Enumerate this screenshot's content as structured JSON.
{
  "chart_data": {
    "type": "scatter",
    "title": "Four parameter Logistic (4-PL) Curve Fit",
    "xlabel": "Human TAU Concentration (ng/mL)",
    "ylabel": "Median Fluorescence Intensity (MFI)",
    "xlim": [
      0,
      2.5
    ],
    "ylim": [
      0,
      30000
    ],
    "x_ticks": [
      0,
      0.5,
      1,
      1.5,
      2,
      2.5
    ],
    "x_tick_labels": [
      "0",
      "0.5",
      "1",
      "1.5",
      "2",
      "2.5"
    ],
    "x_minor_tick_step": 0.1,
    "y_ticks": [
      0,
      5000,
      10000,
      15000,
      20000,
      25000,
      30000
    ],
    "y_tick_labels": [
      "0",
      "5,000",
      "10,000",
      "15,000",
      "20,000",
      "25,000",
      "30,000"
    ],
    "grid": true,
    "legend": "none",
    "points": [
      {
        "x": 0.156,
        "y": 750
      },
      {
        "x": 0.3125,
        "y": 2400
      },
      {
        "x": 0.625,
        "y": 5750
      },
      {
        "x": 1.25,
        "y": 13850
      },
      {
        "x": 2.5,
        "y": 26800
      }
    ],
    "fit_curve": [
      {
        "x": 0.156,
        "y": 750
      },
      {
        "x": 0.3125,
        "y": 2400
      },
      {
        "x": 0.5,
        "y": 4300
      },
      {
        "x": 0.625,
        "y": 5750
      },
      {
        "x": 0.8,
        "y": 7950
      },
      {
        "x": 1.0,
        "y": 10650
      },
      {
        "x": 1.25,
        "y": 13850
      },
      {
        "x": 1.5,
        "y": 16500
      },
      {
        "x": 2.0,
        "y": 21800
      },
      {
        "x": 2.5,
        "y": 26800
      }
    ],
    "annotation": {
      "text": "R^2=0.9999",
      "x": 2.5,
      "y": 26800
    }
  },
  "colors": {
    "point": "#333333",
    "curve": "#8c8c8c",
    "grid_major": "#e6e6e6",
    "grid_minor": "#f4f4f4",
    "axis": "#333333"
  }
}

——

--- EXERCISE ---
Return each line of the data exactly as written above.

--- TASK RESPONSE ---
Enumerate this screenshot's content as structured JSON.
{
  "chart_data": {
    "type": "scatter",
    "title": "Four parameter Logistic (4-PL) Curve Fit",
    "xlabel": "Human TAU Concentration (ng/mL)",
    "ylabel": "Median Fluorescence Intensity (MFI)",
    "xlim": [
      0,
      2.5
    ],
    "ylim": [
      0,
      30000
    ],
    "x_ticks": [
      0,
      0.5,
      1,
      1.5,
      2,
      2.5
    ],
    "x_tick_labels": [
      "0",
      "0.5",
      "1",
      "1.5",
      "2",
      "2.5"
    ],
    "x_minor_tick_step": 0.1,
    "y_ticks": [
      0,
      5000,
      10000,
      15000,
      20000,
      25000,
      30000
    ],
    "y_tick_labels": [
      "0",
      "5,000",
      "10,000",
      "15,000",
      "20,000",
      "25,000",
      "30,000"
    ],
    "grid": true,
    "legend": "none",
    "points": [
      {
        "x": 0.156,
        "y": 750
      },
      {
        "x": 0.3125,
        "y": 2400
      },
      {
        "x": 0.625,
        "y": 5750
      },
      {
        "x": 1.25,
        "y": 13850
      },
      {
        "x": 2.5,
        "y": 26800
      }
    ],
    "fit_curve": [
      {
        "x": 0.156,
        "y": 750
      },
      {
        "x": 0.3125,
        "y": 2400
      },
      {
        "x": 0.5,
        "y": 4300
      },
      {
        "x": 0.625,
        "y": 5750
      },
      {
        "x": 0.8,
        "y": 7950
      },
      {
        "x": 1.0,
        "y": 10650
      },
      {
        "x": 1.25,
        "y": 13850
      },
      {
        "x": 1.5,
        "y": 16500
      },
      {
        "x": 2.0,
        "y": 21800
      },
      {
        "x": 2.5,
        "y": 26800
      }
    ],
    "annotation": {
      "text": "R^2=0.9999",
      "x": 2.5,
      "y": 26800
    }
  },
  "colors": {
    "point": "#333333",
    "curve": "#8c8c8c",
    "grid_major": "#e6e6e6",
    "grid_minor": "#f4f4f4",
    "axis": "#333333"
  }
}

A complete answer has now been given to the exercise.